__To be done__: Make an exact copy of all the entries, with the pictures left out.

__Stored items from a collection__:

══════════

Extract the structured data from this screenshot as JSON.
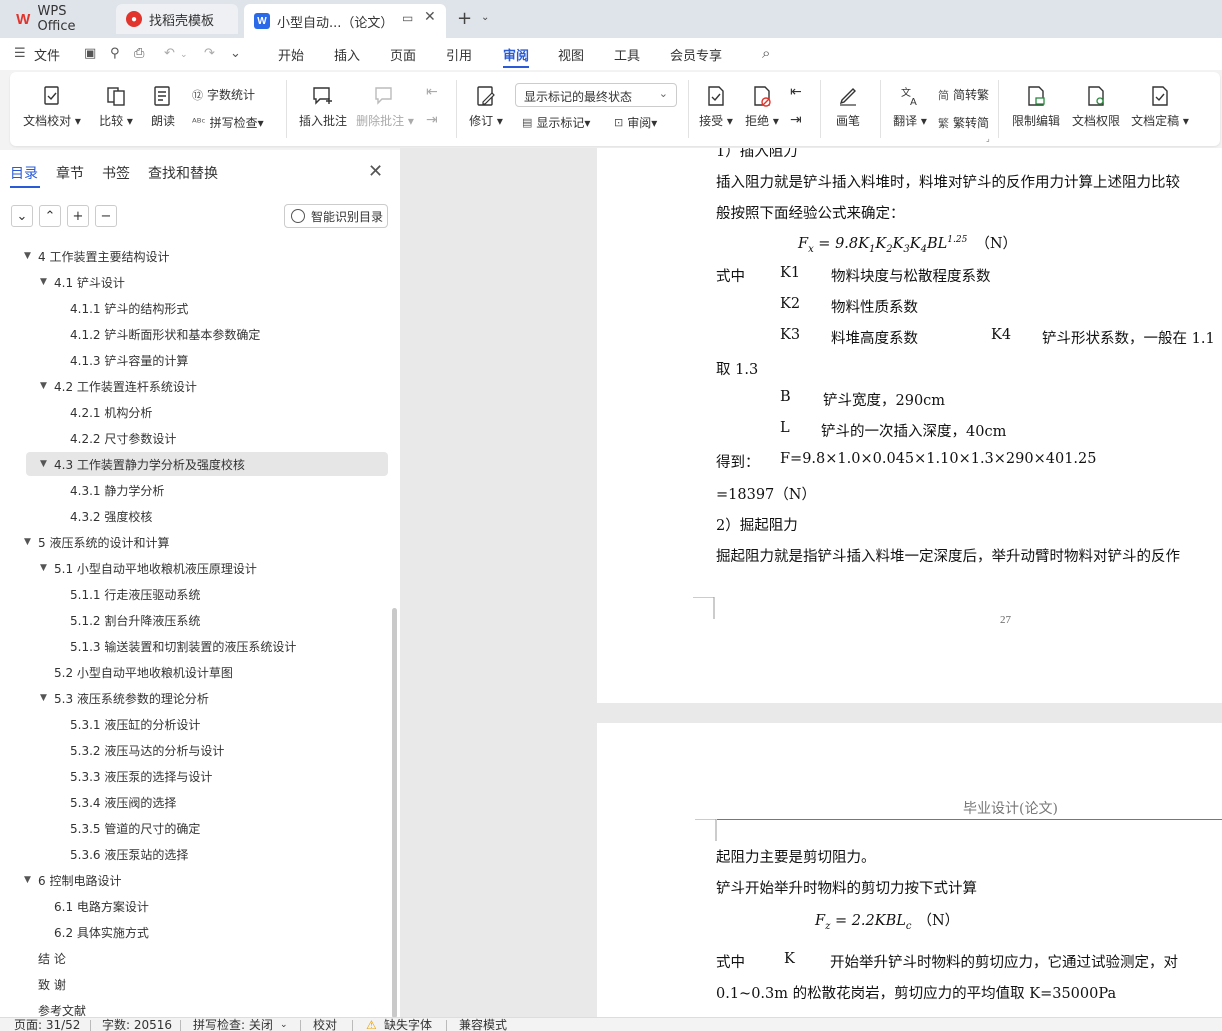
{
  "tabs": {
    "wps": "WPS Office",
    "template": "找稻壳模板",
    "doc": "小型自动...（论文）"
  },
  "menu": {
    "file": "文件",
    "items": [
      "开始",
      "插入",
      "页面",
      "引用",
      "审阅",
      "视图",
      "工具",
      "会员专享"
    ]
  },
  "ribbon": {
    "doc_proof": "文档校对",
    "compare": "比较",
    "read_aloud": "朗读",
    "word_count": "字数统计",
    "spell_check": "拼写检查",
    "insert_comment": "插入批注",
    "delete_comment": "删除批注",
    "track_changes": "修订",
    "markup_state": "显示标记的最终状态",
    "show_markup": "显示标记",
    "review_pane": "审阅",
    "accept": "接受",
    "reject": "拒绝",
    "ink": "画笔",
    "translate": "翻译",
    "to_traditional": "简转繁",
    "to_simplified": "繁转简",
    "restrict_edit": "限制编辑",
    "doc_permission": "文档权限",
    "finalize": "文档定稿"
  },
  "nav": {
    "tabs": [
      "目录",
      "章节",
      "书签",
      "查找和替换"
    ],
    "smart_toc": "智能识别目录",
    "toc": [
      {
        "label": "4  工作装置主要结构设计",
        "level": 1,
        "exp": "▼"
      },
      {
        "label": "4.1  铲斗设计",
        "level": 2,
        "exp": "▼"
      },
      {
        "label": "4.1.1  铲斗的结构形式",
        "level": 3,
        "exp": ""
      },
      {
        "label": "4.1.2  铲斗断面形状和基本参数确定",
        "level": 3,
        "exp": ""
      },
      {
        "label": "4.1.3  铲斗容量的计算",
        "level": 3,
        "exp": ""
      },
      {
        "label": "4.2  工作装置连杆系统设计",
        "level": 2,
        "exp": "▼"
      },
      {
        "label": "4.2.1  机构分析",
        "level": 3,
        "exp": ""
      },
      {
        "label": "4.2.2  尺寸参数设计",
        "level": 3,
        "exp": ""
      },
      {
        "label": "4.3  工作装置静力学分析及强度校核",
        "level": 2,
        "exp": "▼",
        "active": true
      },
      {
        "label": "4.3.1  静力学分析",
        "level": 3,
        "exp": ""
      },
      {
        "label": "4.3.2  强度校核",
        "level": 3,
        "exp": ""
      },
      {
        "label": "5  液压系统的设计和计算",
        "level": 1,
        "exp": "▼"
      },
      {
        "label": "5.1  小型自动平地收粮机液压原理设计",
        "level": 2,
        "exp": "▼"
      },
      {
        "label": "5.1.1  行走液压驱动系统",
        "level": 3,
        "exp": ""
      },
      {
        "label": "5.1.2  割台升降液压系统",
        "level": 3,
        "exp": ""
      },
      {
        "label": "5.1.3  输送装置和切割装置的液压系统设计",
        "level": 3,
        "exp": ""
      },
      {
        "label": "5.2  小型自动平地收粮机设计草图",
        "level": 2,
        "exp": ""
      },
      {
        "label": "5.3  液压系统参数的理论分析",
        "level": 2,
        "exp": "▼"
      },
      {
        "label": "5.3.1  液压缸的分析设计",
        "level": 3,
        "exp": ""
      },
      {
        "label": "5.3.2  液压马达的分析与设计",
        "level": 3,
        "exp": ""
      },
      {
        "label": "5.3.3  液压泵的选择与设计",
        "level": 3,
        "exp": ""
      },
      {
        "label": "5.3.4  液压阀的选择",
        "level": 3,
        "exp": ""
      },
      {
        "label": "5.3.5  管道的尺寸的确定",
        "level": 3,
        "exp": ""
      },
      {
        "label": "5.3.6  液压泵站的选择",
        "level": 3,
        "exp": ""
      },
      {
        "label": "6  控制电路设计",
        "level": 1,
        "exp": "▼"
      },
      {
        "label": "6.1 电路方案设计",
        "level": 2,
        "exp": ""
      },
      {
        "label": "6.2 具体实施方式",
        "level": 2,
        "exp": ""
      },
      {
        "label": "结    论",
        "level": 1,
        "exp": ""
      },
      {
        "label": "致    谢",
        "level": 1,
        "exp": ""
      },
      {
        "label": "参考文献",
        "level": 1,
        "exp": ""
      }
    ]
  },
  "page1": {
    "lines": [
      "1）插入阻力",
      "插入阻力就是铲斗插入料堆时，料堆对铲斗的反作用力计算上述阻力比较",
      "般按照下面经验公式来确定：",
      "式中",
      "K1",
      "物料块度与松散程度系数",
      "K2",
      "物料性质系数",
      "K3",
      "料堆高度系数",
      "K4",
      "铲斗形状系数，一般在 1.1",
      "取 1.3",
      "B",
      "铲斗宽度，290cm",
      "L",
      "铲斗的一次插入深度，40cm",
      "得到：",
      "F=9.8×1.0×0.045×1.10×1.3×290×401.25",
      "=18397（N）",
      "2）掘起阻力",
      "掘起阻力就是指铲斗插入料堆一定深度后，举升动臂时物料对铲斗的反作"
    ],
    "formula_main": "F",
    "formula_sub": "x",
    "formula_rhs": " = 9.8K",
    "formula_tail": "BL",
    "formula_exp": "1.25",
    "formula_unit": "（N）",
    "k_subs": [
      "1",
      "2",
      "3",
      "4"
    ],
    "k_letter": "K",
    "page_number": "27"
  },
  "page2": {
    "header": "毕业设计(论文)",
    "lines": [
      "起阻力主要是剪切阻力。",
      "铲斗开始举升时物料的剪切力按下式计算",
      "式中",
      "K",
      "开始举升铲斗时物料的剪切应力，它通过试验测定，对",
      "0.1~0.3m 的松散花岗岩，剪切应力的平均值取 K=35000Pa"
    ],
    "formula_main": "F",
    "formula_sub": "z",
    "formula_rhs": " = 2.2KBL",
    "formula_rhs_sub": "c",
    "formula_unit": "（N）"
  },
  "status": {
    "page": "页面: 31/52",
    "words": "字数: 20516",
    "spell": "拼写检查: 关闭",
    "proof": "校对",
    "missing_font": "缺失字体",
    "compat": "兼容模式"
  }
}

══════════

__Result below__:
Extract the structured data from this screenshot as JSON.
{
  "tabs": {
    "wps": "WPS Office",
    "template": "找稻壳模板",
    "doc": "小型自动...（论文）"
  },
  "menu": {
    "file": "文件",
    "items": [
      "开始",
      "插入",
      "页面",
      "引用",
      "审阅",
      "视图",
      "工具",
      "会员专享"
    ]
  },
  "ribbon": {
    "doc_proof": "文档校对",
    "compare": "比较",
    "read_aloud": "朗读",
    "word_count": "字数统计",
    "spell_check": "拼写检查",
    "insert_comment": "插入批注",
    "delete_comment": "删除批注",
    "track_changes": "修订",
    "markup_state": "显示标记的最终状态",
    "show_markup": "显示标记",
    "review_pane": "审阅",
    "accept": "接受",
    "reject": "拒绝",
    "ink": "画笔",
    "translate": "翻译",
    "to_traditional": "简转繁",
    "to_simplified": "繁转简",
    "restrict_edit": "限制编辑",
    "doc_permission": "文档权限",
    "finalize": "文档定稿"
  },
  "nav": {
    "tabs": [
      "目录",
      "章节",
      "书签",
      "查找和替换"
    ],
    "smart_toc": "智能识别目录",
    "toc": [
      {
        "label": "4  工作装置主要结构设计",
        "level": 1,
        "exp": "▼"
      },
      {
        "label": "4.1  铲斗设计",
        "level": 2,
        "exp": "▼"
      },
      {
        "label": "4.1.1  铲斗的结构形式",
        "level": 3,
        "exp": ""
      },
      {
        "label": "4.1.2  铲斗断面形状和基本参数确定",
        "level": 3,
        "exp": ""
      },
      {
        "label": "4.1.3  铲斗容量的计算",
        "level": 3,
        "exp": ""
      },
      {
        "label": "4.2  工作装置连杆系统设计",
        "level": 2,
        "exp": "▼"
      },
      {
        "label": "4.2.1  机构分析",
        "level": 3,
        "exp": ""
      },
      {
        "label": "4.2.2  尺寸参数设计",
        "level": 3,
        "exp": ""
      },
      {
        "label": "4.3  工作装置静力学分析及强度校核",
        "level": 2,
        "exp": "▼",
        "active": true
      },
      {
        "label": "4.3.1  静力学分析",
        "level": 3,
        "exp": ""
      },
      {
        "label": "4.3.2  强度校核",
        "level": 3,
        "exp": ""
      },
      {
        "label": "5  液压系统的设计和计算",
        "level": 1,
        "exp": "▼"
      },
      {
        "label": "5.1  小型自动平地收粮机液压原理设计",
        "level": 2,
        "exp": "▼"
      },
      {
        "label": "5.1.1  行走液压驱动系统",
        "level": 3,
        "exp": ""
      },
      {
        "label": "5.1.2  割台升降液压系统",
        "level": 3,
        "exp": ""
      },
      {
        "label": "5.1.3  输送装置和切割装置的液压系统设计",
        "level": 3,
        "exp": ""
      },
      {
        "label": "5.2  小型自动平地收粮机设计草图",
        "level": 2,
        "exp": ""
      },
      {
        "label": "5.3  液压系统参数的理论分析",
        "level": 2,
        "exp": "▼"
      },
      {
        "label": "5.3.1  液压缸的分析设计",
        "level": 3,
        "exp": ""
      },
      {
        "label": "5.3.2  液压马达的分析与设计",
        "level": 3,
        "exp": ""
      },
      {
        "label": "5.3.3  液压泵的选择与设计",
        "level": 3,
        "exp": ""
      },
      {
        "label": "5.3.4  液压阀的选择",
        "level": 3,
        "exp": ""
      },
      {
        "label": "5.3.5  管道的尺寸的确定",
        "level": 3,
        "exp": ""
      },
      {
        "label": "5.3.6  液压泵站的选择",
        "level": 3,
        "exp": ""
      },
      {
        "label": "6  控制电路设计",
        "level": 1,
        "exp": "▼"
      },
      {
        "label": "6.1 电路方案设计",
        "level": 2,
        "exp": ""
      },
      {
        "label": "6.2 具体实施方式",
        "level": 2,
        "exp": ""
      },
      {
        "label": "结    论",
        "level": 1,
        "exp": ""
      },
      {
        "label": "致    谢",
        "level": 1,
        "exp": ""
      },
      {
        "label": "参考文献",
        "level": 1,
        "exp": ""
      }
    ]
  },
  "page1": {
    "lines": [
      "1）插入阻力",
      "插入阻力就是铲斗插入料堆时，料堆对铲斗的反作用力计算上述阻力比较",
      "般按照下面经验公式来确定：",
      "式中",
      "K1",
      "物料块度与松散程度系数",
      "K2",
      "物料性质系数",
      "K3",
      "料堆高度系数",
      "K4",
      "铲斗形状系数，一般在 1.1",
      "取 1.3",
      "B",
      "铲斗宽度，290cm",
      "L",
      "铲斗的一次插入深度，40cm",
      "得到：",
      "F=9.8×1.0×0.045×1.10×1.3×290×401.25",
      "=18397（N）",
      "2）掘起阻力",
      "掘起阻力就是指铲斗插入料堆一定深度后，举升动臂时物料对铲斗的反作"
    ],
    "formula_main": "F",
    "formula_sub": "x",
    "formula_rhs": " = 9.8K",
    "formula_tail": "BL",
    "formula_exp": "1.25",
    "formula_unit": "（N）",
    "k_subs": [
      "1",
      "2",
      "3",
      "4"
    ],
    "k_letter": "K",
    "page_number": "27"
  },
  "page2": {
    "header": "毕业设计(论文)",
    "lines": [
      "起阻力主要是剪切阻力。",
      "铲斗开始举升时物料的剪切力按下式计算",
      "式中",
      "K",
      "开始举升铲斗时物料的剪切应力，它通过试验测定，对",
      "0.1~0.3m 的松散花岗岩，剪切应力的平均值取 K=35000Pa"
    ],
    "formula_main": "F",
    "formula_sub": "z",
    "formula_rhs": " = 2.2KBL",
    "formula_rhs_sub": "c",
    "formula_unit": "（N）"
  },
  "status": {
    "page": "页面: 31/52",
    "words": "字数: 20516",
    "spell": "拼写检查: 关闭",
    "proof": "校对",
    "missing_font": "缺失字体",
    "compat": "兼容模式"
  }
}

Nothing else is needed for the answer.